[Begin Entries supplied]
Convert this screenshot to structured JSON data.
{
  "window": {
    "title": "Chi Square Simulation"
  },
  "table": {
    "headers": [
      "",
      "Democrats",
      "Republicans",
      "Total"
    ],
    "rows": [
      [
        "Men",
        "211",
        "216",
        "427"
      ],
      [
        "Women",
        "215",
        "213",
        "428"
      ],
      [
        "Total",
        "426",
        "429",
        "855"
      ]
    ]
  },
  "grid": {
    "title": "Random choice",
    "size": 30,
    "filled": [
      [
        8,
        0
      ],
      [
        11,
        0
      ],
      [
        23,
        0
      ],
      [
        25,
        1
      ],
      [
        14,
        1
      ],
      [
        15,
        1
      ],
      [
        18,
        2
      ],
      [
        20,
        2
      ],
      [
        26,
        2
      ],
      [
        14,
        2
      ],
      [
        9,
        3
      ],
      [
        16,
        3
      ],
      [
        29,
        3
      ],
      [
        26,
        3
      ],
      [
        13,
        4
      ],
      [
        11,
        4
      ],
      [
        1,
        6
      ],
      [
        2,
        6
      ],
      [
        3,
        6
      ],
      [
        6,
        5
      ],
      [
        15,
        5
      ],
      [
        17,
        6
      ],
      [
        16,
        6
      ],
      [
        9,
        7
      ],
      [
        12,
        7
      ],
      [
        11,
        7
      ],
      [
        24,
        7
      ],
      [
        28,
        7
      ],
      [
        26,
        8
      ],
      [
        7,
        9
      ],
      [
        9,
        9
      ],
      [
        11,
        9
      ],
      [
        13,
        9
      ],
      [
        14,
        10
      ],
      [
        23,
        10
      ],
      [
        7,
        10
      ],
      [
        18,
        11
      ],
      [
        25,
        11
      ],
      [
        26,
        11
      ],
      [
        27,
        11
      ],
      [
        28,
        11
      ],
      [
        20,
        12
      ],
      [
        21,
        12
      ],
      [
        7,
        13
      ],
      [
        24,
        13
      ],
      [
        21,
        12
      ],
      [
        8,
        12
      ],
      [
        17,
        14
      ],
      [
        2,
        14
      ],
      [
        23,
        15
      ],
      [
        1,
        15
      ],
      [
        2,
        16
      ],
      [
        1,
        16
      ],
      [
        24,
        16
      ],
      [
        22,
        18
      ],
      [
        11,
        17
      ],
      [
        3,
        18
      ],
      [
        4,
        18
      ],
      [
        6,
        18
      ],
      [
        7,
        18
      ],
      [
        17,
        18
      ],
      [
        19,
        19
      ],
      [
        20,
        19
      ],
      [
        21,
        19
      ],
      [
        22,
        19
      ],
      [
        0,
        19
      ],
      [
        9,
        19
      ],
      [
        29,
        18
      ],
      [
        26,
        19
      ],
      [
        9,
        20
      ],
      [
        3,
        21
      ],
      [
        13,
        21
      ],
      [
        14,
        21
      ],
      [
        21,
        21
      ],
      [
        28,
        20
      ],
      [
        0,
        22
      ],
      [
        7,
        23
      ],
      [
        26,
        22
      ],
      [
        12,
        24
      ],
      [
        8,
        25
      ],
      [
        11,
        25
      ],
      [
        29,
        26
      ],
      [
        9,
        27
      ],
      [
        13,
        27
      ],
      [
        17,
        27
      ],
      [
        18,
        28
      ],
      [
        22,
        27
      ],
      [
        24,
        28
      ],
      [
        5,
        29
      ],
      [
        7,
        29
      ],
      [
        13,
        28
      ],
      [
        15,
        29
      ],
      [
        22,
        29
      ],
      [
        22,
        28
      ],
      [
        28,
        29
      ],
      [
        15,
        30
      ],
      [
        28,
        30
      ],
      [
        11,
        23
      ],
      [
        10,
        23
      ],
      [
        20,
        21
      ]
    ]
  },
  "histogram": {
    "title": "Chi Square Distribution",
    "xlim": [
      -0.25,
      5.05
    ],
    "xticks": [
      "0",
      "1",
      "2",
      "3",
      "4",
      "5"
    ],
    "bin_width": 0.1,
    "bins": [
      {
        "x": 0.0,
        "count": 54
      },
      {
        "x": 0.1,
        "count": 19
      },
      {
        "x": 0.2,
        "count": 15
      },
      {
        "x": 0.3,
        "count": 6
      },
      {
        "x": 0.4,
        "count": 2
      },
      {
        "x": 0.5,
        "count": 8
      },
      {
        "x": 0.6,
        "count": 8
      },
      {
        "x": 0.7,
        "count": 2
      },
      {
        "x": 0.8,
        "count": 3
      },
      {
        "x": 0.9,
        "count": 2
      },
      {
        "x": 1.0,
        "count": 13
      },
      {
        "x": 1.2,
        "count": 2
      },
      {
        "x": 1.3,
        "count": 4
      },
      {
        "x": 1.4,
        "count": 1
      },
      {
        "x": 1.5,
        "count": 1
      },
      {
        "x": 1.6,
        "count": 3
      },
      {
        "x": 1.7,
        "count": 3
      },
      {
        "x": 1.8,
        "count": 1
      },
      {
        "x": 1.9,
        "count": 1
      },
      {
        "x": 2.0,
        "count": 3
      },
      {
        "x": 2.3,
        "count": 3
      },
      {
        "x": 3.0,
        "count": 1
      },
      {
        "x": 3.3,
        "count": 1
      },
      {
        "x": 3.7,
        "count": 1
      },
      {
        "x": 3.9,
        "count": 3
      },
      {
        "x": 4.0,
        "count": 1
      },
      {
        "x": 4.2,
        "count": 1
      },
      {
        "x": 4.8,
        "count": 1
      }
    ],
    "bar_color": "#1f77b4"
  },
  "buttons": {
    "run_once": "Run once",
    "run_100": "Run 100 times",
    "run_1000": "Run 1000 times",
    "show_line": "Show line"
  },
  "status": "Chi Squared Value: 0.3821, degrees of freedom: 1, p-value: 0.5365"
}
[End Entries supplied]
Transcribe each entry precisely, missing none.

Exercise solution:
Convert this screenshot to structured JSON data.
{
  "window": {
    "title": "Chi Square Simulation"
  },
  "table": {
    "headers": [
      "",
      "Democrats",
      "Republicans",
      "Total"
    ],
    "rows": [
      [
        "Men",
        "211",
        "216",
        "427"
      ],
      [
        "Women",
        "215",
        "213",
        "428"
      ],
      [
        "Total",
        "426",
        "429",
        "855"
      ]
    ]
  },
  "grid": {
    "title": "Random choice",
    "size": 30,
    "filled": [
      [
        8,
        0
      ],
      [
        11,
        0
      ],
      [
        23,
        0
      ],
      [
        25,
        1
      ],
      [
        14,
        1
      ],
      [
        15,
        1
      ],
      [
        18,
        2
      ],
      [
        20,
        2
      ],
      [
        26,
        2
      ],
      [
        14,
        2
      ],
      [
        9,
        3
      ],
      [
        16,
        3
      ],
      [
        29,
        3
      ],
      [
        26,
        3
      ],
      [
        13,
        4
      ],
      [
        11,
        4
      ],
      [
        1,
        6
      ],
      [
        2,
        6
      ],
      [
        3,
        6
      ],
      [
        6,
        5
      ],
      [
        15,
        5
      ],
      [
        17,
        6
      ],
      [
        16,
        6
      ],
      [
        9,
        7
      ],
      [
        12,
        7
      ],
      [
        11,
        7
      ],
      [
        24,
        7
      ],
      [
        28,
        7
      ],
      [
        26,
        8
      ],
      [
        7,
        9
      ],
      [
        9,
        9
      ],
      [
        11,
        9
      ],
      [
        13,
        9
      ],
      [
        14,
        10
      ],
      [
        23,
        10
      ],
      [
        7,
        10
      ],
      [
        18,
        11
      ],
      [
        25,
        11
      ],
      [
        26,
        11
      ],
      [
        27,
        11
      ],
      [
        28,
        11
      ],
      [
        20,
        12
      ],
      [
        21,
        12
      ],
      [
        7,
        13
      ],
      [
        24,
        13
      ],
      [
        21,
        12
      ],
      [
        8,
        12
      ],
      [
        17,
        14
      ],
      [
        2,
        14
      ],
      [
        23,
        15
      ],
      [
        1,
        15
      ],
      [
        2,
        16
      ],
      [
        1,
        16
      ],
      [
        24,
        16
      ],
      [
        22,
        18
      ],
      [
        11,
        17
      ],
      [
        3,
        18
      ],
      [
        4,
        18
      ],
      [
        6,
        18
      ],
      [
        7,
        18
      ],
      [
        17,
        18
      ],
      [
        19,
        19
      ],
      [
        20,
        19
      ],
      [
        21,
        19
      ],
      [
        22,
        19
      ],
      [
        0,
        19
      ],
      [
        9,
        19
      ],
      [
        29,
        18
      ],
      [
        26,
        19
      ],
      [
        9,
        20
      ],
      [
        3,
        21
      ],
      [
        13,
        21
      ],
      [
        14,
        21
      ],
      [
        21,
        21
      ],
      [
        28,
        20
      ],
      [
        0,
        22
      ],
      [
        7,
        23
      ],
      [
        26,
        22
      ],
      [
        12,
        24
      ],
      [
        8,
        25
      ],
      [
        11,
        25
      ],
      [
        29,
        26
      ],
      [
        9,
        27
      ],
      [
        13,
        27
      ],
      [
        17,
        27
      ],
      [
        18,
        28
      ],
      [
        22,
        27
      ],
      [
        24,
        28
      ],
      [
        5,
        29
      ],
      [
        7,
        29
      ],
      [
        13,
        28
      ],
      [
        15,
        29
      ],
      [
        22,
        29
      ],
      [
        22,
        28
      ],
      [
        28,
        29
      ],
      [
        15,
        30
      ],
      [
        28,
        30
      ],
      [
        11,
        23
      ],
      [
        10,
        23
      ],
      [
        20,
        21
      ]
    ]
  },
  "histogram": {
    "title": "Chi Square Distribution",
    "xlim": [
      -0.25,
      5.05
    ],
    "xticks": [
      "0",
      "1",
      "2",
      "3",
      "4",
      "5"
    ],
    "bin_width": 0.1,
    "bins": [
      {
        "x": 0.0,
        "count": 54
      },
      {
        "x": 0.1,
        "count": 19
      },
      {
        "x": 0.2,
        "count": 15
      },
      {
        "x": 0.3,
        "count": 6
      },
      {
        "x": 0.4,
        "count": 2
      },
      {
        "x": 0.5,
        "count": 8
      },
      {
        "x": 0.6,
        "count": 8
      },
      {
        "x": 0.7,
        "count": 2
      },
      {
        "x": 0.8,
        "count": 3
      },
      {
        "x": 0.9,
        "count": 2
      },
      {
        "x": 1.0,
        "count": 13
      },
      {
        "x": 1.2,
        "count": 2
      },
      {
        "x": 1.3,
        "count": 4
      },
      {
        "x": 1.4,
        "count": 1
      },
      {
        "x": 1.5,
        "count": 1
      },
      {
        "x": 1.6,
        "count": 3
      },
      {
        "x": 1.7,
        "count": 3
      },
      {
        "x": 1.8,
        "count": 1
      },
      {
        "x": 1.9,
        "count": 1
      },
      {
        "x": 2.0,
        "count": 3
      },
      {
        "x": 2.3,
        "count": 3
      },
      {
        "x": 3.0,
        "count": 1
      },
      {
        "x": 3.3,
        "count": 1
      },
      {
        "x": 3.7,
        "count": 1
      },
      {
        "x": 3.9,
        "count": 3
      },
      {
        "x": 4.0,
        "count": 1
      },
      {
        "x": 4.2,
        "count": 1
      },
      {
        "x": 4.8,
        "count": 1
      }
    ],
    "bar_color": "#1f77b4"
  },
  "buttons": {
    "run_once": "Run once",
    "run_100": "Run 100 times",
    "run_1000": "Run 1000 times",
    "show_line": "Show line"
  },
  "status": "Chi Squared Value: 0.3821, degrees of freedom: 1, p-value: 0.5365"
}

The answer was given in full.